Data shown –
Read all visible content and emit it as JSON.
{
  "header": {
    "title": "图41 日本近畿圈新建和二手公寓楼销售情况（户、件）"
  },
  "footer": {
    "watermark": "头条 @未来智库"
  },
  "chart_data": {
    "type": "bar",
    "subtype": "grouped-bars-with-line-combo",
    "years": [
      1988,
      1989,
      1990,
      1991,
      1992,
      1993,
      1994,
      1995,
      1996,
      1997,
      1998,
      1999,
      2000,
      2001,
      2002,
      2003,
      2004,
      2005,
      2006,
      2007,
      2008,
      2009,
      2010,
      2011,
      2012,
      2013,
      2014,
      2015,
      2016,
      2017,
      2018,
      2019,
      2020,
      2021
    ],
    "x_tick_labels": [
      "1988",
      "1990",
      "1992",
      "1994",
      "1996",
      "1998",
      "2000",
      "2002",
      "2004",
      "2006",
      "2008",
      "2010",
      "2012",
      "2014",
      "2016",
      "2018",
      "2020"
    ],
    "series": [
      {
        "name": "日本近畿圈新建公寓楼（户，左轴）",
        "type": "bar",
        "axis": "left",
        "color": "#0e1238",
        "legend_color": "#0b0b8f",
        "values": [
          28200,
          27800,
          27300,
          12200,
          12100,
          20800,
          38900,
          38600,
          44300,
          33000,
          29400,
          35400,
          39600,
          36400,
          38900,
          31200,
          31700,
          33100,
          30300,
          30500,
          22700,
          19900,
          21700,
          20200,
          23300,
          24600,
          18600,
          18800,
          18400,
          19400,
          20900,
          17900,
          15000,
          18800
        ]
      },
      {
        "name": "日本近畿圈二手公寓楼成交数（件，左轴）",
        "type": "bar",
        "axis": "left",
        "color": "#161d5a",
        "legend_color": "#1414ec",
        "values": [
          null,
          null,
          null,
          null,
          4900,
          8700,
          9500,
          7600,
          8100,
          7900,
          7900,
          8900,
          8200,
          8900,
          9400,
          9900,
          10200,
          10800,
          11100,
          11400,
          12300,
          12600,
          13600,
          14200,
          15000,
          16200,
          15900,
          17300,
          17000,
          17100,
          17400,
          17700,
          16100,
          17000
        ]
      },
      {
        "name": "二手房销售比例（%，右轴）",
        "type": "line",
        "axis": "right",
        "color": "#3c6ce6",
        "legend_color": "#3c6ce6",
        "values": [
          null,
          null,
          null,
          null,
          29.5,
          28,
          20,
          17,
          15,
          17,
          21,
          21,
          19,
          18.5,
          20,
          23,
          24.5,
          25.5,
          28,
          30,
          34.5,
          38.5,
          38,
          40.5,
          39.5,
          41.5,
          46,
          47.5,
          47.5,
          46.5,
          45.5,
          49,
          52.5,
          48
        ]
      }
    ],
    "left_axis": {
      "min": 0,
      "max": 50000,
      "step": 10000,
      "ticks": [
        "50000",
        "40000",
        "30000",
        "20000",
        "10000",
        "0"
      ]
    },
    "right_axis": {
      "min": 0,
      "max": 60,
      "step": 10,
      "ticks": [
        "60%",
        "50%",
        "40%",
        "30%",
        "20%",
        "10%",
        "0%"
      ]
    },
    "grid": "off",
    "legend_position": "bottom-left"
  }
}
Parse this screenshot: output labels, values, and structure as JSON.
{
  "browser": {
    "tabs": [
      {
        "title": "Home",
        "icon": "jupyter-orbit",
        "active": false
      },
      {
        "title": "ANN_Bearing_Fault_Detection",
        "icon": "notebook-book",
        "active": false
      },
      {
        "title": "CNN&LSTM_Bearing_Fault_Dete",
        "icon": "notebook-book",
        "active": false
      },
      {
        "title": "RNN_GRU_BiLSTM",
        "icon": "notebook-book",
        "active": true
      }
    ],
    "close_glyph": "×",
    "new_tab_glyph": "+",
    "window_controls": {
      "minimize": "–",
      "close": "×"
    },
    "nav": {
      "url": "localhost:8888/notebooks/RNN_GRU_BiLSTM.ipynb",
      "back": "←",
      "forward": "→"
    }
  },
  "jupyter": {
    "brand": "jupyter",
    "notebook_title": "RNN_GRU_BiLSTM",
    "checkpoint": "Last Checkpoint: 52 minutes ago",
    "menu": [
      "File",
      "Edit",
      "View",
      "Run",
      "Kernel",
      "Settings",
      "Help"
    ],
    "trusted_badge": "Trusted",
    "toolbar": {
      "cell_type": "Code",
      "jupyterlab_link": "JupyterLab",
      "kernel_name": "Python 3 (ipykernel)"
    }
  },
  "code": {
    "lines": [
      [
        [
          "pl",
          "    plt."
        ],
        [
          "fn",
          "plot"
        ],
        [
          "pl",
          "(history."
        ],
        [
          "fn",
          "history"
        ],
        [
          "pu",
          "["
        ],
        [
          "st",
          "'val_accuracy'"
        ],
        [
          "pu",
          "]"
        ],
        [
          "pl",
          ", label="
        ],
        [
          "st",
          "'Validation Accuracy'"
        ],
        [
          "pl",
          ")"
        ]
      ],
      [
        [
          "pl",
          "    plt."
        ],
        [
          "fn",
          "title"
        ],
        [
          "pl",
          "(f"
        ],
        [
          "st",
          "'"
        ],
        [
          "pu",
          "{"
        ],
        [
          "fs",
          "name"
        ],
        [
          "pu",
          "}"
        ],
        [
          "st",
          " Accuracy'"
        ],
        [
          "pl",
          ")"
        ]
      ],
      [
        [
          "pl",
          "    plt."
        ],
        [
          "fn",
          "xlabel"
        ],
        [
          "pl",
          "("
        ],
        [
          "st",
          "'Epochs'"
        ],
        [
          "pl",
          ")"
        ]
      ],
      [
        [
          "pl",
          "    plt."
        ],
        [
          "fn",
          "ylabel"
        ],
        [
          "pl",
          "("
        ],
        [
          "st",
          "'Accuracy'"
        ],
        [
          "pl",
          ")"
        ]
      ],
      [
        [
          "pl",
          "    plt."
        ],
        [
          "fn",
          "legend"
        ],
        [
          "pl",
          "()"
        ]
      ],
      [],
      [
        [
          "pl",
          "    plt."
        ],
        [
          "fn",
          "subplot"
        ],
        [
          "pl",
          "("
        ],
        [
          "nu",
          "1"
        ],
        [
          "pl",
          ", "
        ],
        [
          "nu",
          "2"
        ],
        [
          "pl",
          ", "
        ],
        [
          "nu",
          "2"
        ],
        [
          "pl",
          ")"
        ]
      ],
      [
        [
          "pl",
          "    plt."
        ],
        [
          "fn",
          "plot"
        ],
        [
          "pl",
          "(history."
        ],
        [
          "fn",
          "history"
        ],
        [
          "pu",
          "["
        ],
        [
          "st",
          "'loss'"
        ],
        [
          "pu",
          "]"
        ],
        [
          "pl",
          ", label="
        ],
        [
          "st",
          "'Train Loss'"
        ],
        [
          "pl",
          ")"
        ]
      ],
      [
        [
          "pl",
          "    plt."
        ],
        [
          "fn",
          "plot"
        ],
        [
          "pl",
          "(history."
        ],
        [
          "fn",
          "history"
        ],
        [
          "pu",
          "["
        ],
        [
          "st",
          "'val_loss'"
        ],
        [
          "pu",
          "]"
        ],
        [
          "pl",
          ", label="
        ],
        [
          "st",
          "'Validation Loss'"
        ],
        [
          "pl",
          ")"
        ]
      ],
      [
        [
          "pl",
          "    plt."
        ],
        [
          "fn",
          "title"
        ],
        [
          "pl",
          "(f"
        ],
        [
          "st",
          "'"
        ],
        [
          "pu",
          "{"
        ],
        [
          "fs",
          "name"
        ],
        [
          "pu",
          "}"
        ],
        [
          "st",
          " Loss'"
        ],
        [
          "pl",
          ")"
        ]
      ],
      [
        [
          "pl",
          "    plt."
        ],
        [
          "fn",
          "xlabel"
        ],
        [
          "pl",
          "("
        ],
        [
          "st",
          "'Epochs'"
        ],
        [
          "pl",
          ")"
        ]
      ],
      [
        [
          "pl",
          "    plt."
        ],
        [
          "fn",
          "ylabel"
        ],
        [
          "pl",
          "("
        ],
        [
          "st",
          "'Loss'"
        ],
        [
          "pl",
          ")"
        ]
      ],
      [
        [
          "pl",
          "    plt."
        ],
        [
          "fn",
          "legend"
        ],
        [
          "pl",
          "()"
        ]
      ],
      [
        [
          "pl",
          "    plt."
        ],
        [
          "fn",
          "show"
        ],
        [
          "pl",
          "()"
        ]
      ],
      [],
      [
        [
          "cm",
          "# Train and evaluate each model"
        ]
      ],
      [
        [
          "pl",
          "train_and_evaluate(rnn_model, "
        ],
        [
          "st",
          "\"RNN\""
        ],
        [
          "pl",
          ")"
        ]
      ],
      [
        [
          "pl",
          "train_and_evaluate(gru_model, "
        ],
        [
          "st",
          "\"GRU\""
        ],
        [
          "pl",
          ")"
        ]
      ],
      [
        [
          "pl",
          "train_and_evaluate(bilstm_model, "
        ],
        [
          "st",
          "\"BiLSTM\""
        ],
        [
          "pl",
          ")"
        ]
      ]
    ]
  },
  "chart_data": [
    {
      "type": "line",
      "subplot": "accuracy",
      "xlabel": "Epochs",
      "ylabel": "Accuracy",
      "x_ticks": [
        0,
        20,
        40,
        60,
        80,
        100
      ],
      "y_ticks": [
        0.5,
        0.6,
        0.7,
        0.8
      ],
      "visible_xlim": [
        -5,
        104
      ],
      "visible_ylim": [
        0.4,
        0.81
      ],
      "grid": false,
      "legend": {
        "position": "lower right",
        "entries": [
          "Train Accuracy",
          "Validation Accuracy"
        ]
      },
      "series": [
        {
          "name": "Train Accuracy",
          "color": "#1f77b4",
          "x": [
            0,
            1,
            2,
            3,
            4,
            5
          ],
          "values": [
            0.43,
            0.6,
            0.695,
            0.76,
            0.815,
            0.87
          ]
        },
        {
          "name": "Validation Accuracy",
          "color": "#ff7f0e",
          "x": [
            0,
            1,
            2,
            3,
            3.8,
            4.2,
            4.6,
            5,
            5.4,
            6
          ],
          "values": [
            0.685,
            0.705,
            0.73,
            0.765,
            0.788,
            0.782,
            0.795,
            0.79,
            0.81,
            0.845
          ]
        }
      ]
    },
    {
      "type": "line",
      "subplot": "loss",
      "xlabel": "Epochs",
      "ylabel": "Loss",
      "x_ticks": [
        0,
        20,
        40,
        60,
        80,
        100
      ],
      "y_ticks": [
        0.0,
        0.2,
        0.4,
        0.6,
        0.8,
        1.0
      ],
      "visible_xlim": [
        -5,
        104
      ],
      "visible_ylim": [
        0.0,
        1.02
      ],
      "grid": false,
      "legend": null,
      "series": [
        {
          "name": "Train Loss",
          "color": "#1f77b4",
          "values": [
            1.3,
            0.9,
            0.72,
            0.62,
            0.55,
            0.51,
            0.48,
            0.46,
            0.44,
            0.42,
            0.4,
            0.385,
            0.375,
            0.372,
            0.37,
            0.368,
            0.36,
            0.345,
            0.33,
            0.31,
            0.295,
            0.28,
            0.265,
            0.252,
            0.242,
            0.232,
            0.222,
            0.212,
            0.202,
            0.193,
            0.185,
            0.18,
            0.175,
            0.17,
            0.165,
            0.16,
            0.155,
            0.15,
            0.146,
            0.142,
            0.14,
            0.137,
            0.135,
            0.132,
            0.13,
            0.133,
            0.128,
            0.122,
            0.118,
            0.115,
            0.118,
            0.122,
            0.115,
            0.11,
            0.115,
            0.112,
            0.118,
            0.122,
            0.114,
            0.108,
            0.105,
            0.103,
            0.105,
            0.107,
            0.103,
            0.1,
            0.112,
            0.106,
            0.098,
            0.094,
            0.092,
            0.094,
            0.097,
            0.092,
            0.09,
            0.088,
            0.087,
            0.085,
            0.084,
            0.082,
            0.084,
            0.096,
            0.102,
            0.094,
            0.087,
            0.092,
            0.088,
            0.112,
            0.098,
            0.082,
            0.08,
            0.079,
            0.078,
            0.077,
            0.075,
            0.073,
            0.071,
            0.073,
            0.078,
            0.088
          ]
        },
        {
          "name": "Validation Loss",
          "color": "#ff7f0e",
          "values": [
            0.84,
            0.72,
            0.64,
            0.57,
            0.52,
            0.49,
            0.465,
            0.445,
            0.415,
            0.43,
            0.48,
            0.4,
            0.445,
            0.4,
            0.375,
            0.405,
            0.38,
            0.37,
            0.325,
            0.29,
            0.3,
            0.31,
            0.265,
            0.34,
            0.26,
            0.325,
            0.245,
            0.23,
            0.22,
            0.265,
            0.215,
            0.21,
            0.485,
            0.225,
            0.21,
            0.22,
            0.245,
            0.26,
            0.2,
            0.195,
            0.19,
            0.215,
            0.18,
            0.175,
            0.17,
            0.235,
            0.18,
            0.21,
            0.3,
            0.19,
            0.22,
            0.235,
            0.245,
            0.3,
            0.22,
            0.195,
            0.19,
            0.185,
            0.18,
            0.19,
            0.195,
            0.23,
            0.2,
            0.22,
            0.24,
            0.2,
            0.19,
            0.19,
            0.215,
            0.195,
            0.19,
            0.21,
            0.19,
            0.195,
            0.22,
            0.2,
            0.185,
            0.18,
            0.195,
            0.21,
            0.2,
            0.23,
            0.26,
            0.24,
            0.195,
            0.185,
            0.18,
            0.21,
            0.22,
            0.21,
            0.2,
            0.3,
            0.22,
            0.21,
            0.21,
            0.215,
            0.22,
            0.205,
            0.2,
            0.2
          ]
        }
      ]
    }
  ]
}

Work to do – Select every line where the word "Validation" occurs.

Exercise response –
          "'Validation Accuracy'"
          "'Validation Loss'"
          "Validation Accuracy"
          "name": "Validation Accuracy",
          "name": "Validation Loss",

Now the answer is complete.